REQUIREMENTS:
Identify all lines below that hold "such" and collect them.

RECORDS FOR THE TASK:

********************

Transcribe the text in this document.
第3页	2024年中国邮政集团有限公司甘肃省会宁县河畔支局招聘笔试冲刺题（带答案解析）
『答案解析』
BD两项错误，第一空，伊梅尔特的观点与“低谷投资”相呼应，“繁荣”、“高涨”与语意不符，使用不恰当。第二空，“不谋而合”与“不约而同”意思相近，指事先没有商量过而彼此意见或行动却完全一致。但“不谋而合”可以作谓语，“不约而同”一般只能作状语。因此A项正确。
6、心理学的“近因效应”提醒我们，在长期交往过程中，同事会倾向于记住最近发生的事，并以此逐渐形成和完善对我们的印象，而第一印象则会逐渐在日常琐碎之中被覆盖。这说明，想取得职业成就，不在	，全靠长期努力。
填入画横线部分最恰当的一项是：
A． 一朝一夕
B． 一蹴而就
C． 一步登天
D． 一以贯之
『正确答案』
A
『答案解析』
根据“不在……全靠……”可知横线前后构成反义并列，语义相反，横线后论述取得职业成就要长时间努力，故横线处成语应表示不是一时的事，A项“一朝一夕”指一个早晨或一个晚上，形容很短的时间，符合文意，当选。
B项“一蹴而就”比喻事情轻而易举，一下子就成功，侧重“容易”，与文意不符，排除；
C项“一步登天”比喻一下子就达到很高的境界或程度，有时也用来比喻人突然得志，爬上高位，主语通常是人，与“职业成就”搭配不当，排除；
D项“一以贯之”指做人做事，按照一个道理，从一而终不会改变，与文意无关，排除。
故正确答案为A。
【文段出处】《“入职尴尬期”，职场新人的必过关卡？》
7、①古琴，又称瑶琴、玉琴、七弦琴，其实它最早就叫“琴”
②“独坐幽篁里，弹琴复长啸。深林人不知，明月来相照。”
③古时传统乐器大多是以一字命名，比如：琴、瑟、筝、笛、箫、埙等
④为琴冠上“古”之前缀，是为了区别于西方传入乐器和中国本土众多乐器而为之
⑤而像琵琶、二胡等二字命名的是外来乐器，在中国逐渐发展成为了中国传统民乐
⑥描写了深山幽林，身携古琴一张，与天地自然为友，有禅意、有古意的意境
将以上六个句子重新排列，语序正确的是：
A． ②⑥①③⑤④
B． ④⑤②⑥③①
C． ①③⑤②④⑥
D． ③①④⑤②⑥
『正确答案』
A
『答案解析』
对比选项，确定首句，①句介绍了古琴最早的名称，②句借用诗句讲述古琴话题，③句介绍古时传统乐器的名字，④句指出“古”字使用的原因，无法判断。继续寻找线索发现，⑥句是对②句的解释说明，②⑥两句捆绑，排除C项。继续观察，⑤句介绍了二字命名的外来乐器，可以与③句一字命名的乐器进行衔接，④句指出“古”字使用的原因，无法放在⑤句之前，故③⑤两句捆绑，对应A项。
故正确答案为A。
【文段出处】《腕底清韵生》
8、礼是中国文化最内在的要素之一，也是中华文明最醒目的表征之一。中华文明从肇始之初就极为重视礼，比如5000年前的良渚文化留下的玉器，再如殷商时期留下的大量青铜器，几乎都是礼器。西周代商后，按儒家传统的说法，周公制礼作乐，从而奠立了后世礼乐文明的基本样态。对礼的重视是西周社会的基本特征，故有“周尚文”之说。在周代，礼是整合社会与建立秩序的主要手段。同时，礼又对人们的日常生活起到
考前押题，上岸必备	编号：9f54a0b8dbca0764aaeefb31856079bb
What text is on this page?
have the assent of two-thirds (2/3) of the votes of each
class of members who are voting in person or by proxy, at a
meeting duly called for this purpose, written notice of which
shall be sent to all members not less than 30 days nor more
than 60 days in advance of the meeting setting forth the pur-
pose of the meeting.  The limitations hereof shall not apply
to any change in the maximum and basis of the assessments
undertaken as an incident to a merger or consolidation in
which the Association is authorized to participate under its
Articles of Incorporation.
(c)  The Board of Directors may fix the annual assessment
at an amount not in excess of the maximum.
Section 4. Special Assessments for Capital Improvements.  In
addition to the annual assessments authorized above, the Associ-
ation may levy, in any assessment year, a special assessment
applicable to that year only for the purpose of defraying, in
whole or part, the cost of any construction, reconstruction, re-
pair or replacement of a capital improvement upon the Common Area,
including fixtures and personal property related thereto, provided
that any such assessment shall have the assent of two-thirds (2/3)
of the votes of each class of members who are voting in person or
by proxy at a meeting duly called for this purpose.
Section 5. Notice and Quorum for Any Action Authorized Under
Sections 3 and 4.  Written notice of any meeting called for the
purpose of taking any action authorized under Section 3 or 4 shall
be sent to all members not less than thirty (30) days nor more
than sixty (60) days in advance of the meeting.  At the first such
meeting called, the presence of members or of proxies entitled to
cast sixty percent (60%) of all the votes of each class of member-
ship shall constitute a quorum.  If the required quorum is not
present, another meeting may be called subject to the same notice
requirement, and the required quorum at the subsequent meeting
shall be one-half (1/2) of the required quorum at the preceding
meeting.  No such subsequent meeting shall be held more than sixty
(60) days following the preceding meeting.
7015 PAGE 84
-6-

********************

FINAL RESULT:
that any such assessment shall have the assent of two-thirds (2/3)
than sixty (60) days in advance of the meeting.  At the first such
meeting.  No such subsequent meeting shall be held more than sixty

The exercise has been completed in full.